* TASK OBJECTIVE: From the abstract below on the antiemetic effect of the essential oil, reproduce the stretch from "To investigate the" through "the olfactory pathway.".

* TEXT PROVIDED:
════
Study of the Mechanism of Antiemetic Effect of Mill. Essential Oil Based on Ca/CaMKII/ERK1/2 Pathway.

PURPOSE

To investigate the effective components and possible mechanism of action of Mill. essential oil (LEO) in preventing vomiting through the olfactory pathway.

MATERIALS AND METHODS

A new network pharmacology-based method was established to analyze main components and pathways of LEO involved in antiemetic effects by introducing component content; biological activities of key proteins of the olfactory pathway and their corresponding compounds were verified by molecular docking technique; and finally pica in a rat model was established to verify the molecular mechanism of antiemetic effects of LEO by enzyme-linked immunosorbent assay (ELISA) to determine the serum 5-HT, substance P, and DA levels in each group and by immunohistochemistry to determine the contents of 5-HTR, CaMKII and ERK1/2 proteins in the medulla oblongata tissue.

RESULTS

Network pharmacology combined with molecular docking analysis showed that the mechanism of the antiemetic effect of LEO may be related to (2Z)-3,7-dimethyl-2,6-octadienyl acetate, linalyl acetate, butanoic acid, hexyl ester, 4-hexen-1-ol, 5-methyl-2-(1-methylethenyl)-, acetate, .tau.-cadinol and other active ingredients, which regulate the cyclic adenosine monophosphate (cAMP) signaling pathway and the expression of BRAF, PDE and other targets on the pathway. An ELISA revealed that LEO reduced the levels of 5-hydroxytryptamine (5-HT), substance P, and dopamine in serum compared with the model group (P <0.05). Immunohistochemical analysis showed that LEO decreased the expression of 5-HTR, CaMKII, and ERK1/2 proteins in the medulla oblongata of rats compared with the model group (P <0.01).

CONCLUSION

LEO may achieve the antiemetic effect by reducing the content of 5-HT and inhibiting its related receptors, thereby regulating downstream Ca/CaMKII/ERK1/2 pathway of the cAMP signaling pathway.
════
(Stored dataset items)
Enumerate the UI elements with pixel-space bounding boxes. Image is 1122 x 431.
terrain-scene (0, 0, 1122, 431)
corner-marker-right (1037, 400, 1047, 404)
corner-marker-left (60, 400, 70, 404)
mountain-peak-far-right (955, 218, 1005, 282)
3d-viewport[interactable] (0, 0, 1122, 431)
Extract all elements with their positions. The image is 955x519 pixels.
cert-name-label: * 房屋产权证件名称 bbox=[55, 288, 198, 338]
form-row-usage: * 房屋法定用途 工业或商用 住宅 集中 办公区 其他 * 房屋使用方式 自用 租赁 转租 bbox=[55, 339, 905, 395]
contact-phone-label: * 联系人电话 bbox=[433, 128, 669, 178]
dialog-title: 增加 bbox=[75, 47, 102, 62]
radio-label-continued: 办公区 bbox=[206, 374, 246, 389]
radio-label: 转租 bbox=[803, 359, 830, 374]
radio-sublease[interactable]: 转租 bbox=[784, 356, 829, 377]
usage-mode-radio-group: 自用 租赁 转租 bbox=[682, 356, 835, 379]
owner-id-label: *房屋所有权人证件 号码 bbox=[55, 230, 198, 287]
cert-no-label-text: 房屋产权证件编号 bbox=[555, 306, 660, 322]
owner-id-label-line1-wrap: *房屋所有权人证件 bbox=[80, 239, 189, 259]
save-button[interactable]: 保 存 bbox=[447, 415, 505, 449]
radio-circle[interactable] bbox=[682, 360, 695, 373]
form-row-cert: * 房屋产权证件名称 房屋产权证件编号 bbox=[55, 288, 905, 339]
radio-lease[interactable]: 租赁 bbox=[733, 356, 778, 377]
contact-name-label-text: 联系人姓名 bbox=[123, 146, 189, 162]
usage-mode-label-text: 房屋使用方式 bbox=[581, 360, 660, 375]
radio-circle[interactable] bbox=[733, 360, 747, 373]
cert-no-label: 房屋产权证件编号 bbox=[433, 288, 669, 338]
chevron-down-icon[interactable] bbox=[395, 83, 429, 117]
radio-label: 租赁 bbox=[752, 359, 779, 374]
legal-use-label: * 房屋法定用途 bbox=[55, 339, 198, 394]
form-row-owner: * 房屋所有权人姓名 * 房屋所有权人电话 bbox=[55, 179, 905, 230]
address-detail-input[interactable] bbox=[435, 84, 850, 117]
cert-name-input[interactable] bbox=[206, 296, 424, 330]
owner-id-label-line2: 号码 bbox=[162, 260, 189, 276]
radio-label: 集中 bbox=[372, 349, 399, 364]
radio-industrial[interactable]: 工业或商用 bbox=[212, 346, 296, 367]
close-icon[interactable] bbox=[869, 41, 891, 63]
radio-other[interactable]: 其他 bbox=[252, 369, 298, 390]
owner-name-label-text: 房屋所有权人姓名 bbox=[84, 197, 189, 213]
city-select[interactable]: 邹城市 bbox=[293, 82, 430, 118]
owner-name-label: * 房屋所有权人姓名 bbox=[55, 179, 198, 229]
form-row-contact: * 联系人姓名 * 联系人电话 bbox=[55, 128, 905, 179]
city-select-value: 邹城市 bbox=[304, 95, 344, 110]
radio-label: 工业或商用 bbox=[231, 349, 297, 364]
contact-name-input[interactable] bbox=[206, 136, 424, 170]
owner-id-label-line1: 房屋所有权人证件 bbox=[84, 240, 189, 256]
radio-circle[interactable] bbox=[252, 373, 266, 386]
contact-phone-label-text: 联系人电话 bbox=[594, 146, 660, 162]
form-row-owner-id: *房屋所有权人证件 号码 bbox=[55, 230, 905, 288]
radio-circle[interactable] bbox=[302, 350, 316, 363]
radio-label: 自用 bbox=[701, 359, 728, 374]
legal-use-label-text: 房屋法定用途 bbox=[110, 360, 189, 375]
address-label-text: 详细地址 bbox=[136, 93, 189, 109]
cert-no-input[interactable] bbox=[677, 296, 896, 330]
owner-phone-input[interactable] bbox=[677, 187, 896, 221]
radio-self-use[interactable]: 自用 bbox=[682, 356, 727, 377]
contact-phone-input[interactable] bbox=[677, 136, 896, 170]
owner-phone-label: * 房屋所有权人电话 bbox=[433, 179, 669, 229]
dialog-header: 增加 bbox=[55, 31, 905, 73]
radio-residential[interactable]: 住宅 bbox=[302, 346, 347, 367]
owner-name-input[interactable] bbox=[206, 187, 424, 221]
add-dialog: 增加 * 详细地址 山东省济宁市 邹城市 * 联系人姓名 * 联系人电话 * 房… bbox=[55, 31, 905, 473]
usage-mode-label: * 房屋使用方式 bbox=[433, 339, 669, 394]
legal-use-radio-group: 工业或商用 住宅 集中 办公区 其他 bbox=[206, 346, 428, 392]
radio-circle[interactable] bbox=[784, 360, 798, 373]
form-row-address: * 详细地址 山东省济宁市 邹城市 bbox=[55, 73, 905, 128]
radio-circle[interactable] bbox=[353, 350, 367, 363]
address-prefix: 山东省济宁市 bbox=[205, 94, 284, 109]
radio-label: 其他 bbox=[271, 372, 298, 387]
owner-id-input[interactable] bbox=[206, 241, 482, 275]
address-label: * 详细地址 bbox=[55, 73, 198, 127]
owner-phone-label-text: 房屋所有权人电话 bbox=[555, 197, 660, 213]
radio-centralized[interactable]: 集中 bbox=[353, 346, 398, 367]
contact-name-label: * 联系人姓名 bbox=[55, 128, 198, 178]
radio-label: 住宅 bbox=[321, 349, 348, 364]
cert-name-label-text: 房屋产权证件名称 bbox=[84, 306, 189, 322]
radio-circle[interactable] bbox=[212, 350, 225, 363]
════
* OUTPUT:
To investigate the effective components and possible mechanism of action of Mill. essential oil (LEO) in preventing vomiting through the olfactory pathway.